Record set
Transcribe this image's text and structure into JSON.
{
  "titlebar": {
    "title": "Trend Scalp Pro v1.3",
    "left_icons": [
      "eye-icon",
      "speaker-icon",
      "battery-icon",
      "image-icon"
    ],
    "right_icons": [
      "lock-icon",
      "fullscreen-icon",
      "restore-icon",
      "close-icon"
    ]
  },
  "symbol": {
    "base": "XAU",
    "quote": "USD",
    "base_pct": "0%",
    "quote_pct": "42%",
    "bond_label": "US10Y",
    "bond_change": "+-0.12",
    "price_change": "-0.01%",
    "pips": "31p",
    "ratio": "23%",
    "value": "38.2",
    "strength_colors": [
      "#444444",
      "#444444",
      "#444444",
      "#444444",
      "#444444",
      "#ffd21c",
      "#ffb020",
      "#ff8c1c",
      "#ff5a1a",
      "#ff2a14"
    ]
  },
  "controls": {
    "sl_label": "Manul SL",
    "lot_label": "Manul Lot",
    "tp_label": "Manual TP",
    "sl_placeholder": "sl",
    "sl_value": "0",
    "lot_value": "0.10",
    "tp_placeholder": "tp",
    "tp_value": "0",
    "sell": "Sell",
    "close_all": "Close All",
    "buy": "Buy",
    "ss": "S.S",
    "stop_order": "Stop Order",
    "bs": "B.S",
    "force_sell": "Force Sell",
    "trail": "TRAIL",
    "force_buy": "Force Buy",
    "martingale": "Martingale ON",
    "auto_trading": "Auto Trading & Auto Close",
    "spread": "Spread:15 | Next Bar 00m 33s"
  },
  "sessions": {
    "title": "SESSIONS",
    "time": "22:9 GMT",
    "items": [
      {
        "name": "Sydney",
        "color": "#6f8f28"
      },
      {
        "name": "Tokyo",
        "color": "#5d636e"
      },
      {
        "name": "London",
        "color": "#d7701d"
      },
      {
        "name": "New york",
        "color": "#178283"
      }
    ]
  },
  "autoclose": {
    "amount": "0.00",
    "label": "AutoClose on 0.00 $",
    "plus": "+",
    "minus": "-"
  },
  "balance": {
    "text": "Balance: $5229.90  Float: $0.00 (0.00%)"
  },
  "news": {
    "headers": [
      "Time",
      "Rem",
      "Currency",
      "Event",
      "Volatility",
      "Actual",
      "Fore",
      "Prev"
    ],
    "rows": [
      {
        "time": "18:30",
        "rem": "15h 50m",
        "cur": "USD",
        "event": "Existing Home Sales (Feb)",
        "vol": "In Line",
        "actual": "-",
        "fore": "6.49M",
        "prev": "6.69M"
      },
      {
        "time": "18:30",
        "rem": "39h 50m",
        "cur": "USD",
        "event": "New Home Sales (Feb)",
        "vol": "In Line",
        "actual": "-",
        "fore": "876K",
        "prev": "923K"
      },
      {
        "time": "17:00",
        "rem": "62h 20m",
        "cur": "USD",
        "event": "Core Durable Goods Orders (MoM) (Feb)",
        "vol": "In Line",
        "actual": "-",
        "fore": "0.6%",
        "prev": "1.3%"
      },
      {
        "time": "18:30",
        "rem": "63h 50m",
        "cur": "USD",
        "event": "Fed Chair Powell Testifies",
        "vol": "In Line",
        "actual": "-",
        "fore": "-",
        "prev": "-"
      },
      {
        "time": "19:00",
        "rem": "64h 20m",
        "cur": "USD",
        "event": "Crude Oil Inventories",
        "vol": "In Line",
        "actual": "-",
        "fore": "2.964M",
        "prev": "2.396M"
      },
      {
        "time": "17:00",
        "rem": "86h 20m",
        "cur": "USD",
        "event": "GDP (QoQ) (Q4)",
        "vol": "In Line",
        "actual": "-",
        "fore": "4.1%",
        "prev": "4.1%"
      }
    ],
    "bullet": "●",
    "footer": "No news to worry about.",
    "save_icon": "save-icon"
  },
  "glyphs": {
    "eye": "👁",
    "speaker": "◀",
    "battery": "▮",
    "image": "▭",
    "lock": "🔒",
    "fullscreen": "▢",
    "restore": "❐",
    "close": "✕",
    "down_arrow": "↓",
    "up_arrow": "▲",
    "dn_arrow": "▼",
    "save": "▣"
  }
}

Work instructions
Your task is to quote the listing above word for word.

Response to the task
Transcribe this image's text and structure into JSON.
{
  "titlebar": {
    "title": "Trend Scalp Pro v1.3",
    "left_icons": [
      "eye-icon",
      "speaker-icon",
      "battery-icon",
      "image-icon"
    ],
    "right_icons": [
      "lock-icon",
      "fullscreen-icon",
      "restore-icon",
      "close-icon"
    ]
  },
  "symbol": {
    "base": "XAU",
    "quote": "USD",
    "base_pct": "0%",
    "quote_pct": "42%",
    "bond_label": "US10Y",
    "bond_change": "+-0.12",
    "price_change": "-0.01%",
    "pips": "31p",
    "ratio": "23%",
    "value": "38.2",
    "strength_colors": [
      "#444444",
      "#444444",
      "#444444",
      "#444444",
      "#444444",
      "#ffd21c",
      "#ffb020",
      "#ff8c1c",
      "#ff5a1a",
      "#ff2a14"
    ]
  },
  "controls": {
    "sl_label": "Manul SL",
    "lot_label": "Manul Lot",
    "tp_label": "Manual TP",
    "sl_placeholder": "sl",
    "sl_value": "0",
    "lot_value": "0.10",
    "tp_placeholder": "tp",
    "tp_value": "0",
    "sell": "Sell",
    "close_all": "Close All",
    "buy": "Buy",
    "ss": "S.S",
    "stop_order": "Stop Order",
    "bs": "B.S",
    "force_sell": "Force Sell",
    "trail": "TRAIL",
    "force_buy": "Force Buy",
    "martingale": "Martingale ON",
    "auto_trading": "Auto Trading & Auto Close",
    "spread": "Spread:15 | Next Bar 00m 33s"
  },
  "sessions": {
    "title": "SESSIONS",
    "time": "22:9 GMT",
    "items": [
      {
        "name": "Sydney",
        "color": "#6f8f28"
      },
      {
        "name": "Tokyo",
        "color": "#5d636e"
      },
      {
        "name": "London",
        "color": "#d7701d"
      },
      {
        "name": "New york",
        "color": "#178283"
      }
    ]
  },
  "autoclose": {
    "amount": "0.00",
    "label": "AutoClose on 0.00 $",
    "plus": "+",
    "minus": "-"
  },
  "balance": {
    "text": "Balance: $5229.90  Float: $0.00 (0.00%)"
  },
  "news": {
    "headers": [
      "Time",
      "Rem",
      "Currency",
      "Event",
      "Volatility",
      "Actual",
      "Fore",
      "Prev"
    ],
    "rows": [
      {
        "time": "18:30",
        "rem": "15h 50m",
        "cur": "USD",
        "event": "Existing Home Sales (Feb)",
        "vol": "In Line",
        "actual": "-",
        "fore": "6.49M",
        "prev": "6.69M"
      },
      {
        "time": "18:30",
        "rem": "39h 50m",
        "cur": "USD",
        "event": "New Home Sales (Feb)",
        "vol": "In Line",
        "actual": "-",
        "fore": "876K",
        "prev": "923K"
      },
      {
        "time": "17:00",
        "rem": "62h 20m",
        "cur": "USD",
        "event": "Core Durable Goods Orders (MoM) (Feb)",
        "vol": "In Line",
        "actual": "-",
        "fore": "0.6%",
        "prev": "1.3%"
      },
      {
        "time": "18:30",
        "rem": "63h 50m",
        "cur": "USD",
        "event": "Fed Chair Powell Testifies",
        "vol": "In Line",
        "actual": "-",
        "fore": "-",
        "prev": "-"
      },
      {
        "time": "19:00",
        "rem": "64h 20m",
        "cur": "USD",
        "event": "Crude Oil Inventories",
        "vol": "In Line",
        "actual": "-",
        "fore": "2.964M",
        "prev": "2.396M"
      },
      {
        "time": "17:00",
        "rem": "86h 20m",
        "cur": "USD",
        "event": "GDP (QoQ) (Q4)",
        "vol": "In Line",
        "actual": "-",
        "fore": "4.1%",
        "prev": "4.1%"
      }
    ],
    "bullet": "●",
    "footer": "No news to worry about.",
    "save_icon": "save-icon"
  },
  "glyphs": {
    "eye": "👁",
    "speaker": "◀",
    "battery": "▮",
    "image": "▭",
    "lock": "🔒",
    "fullscreen": "▢",
    "restore": "❐",
    "close": "✕",
    "down_arrow": "↓",
    "up_arrow": "▲",
    "dn_arrow": "▼",
    "save": "▣"
  }
}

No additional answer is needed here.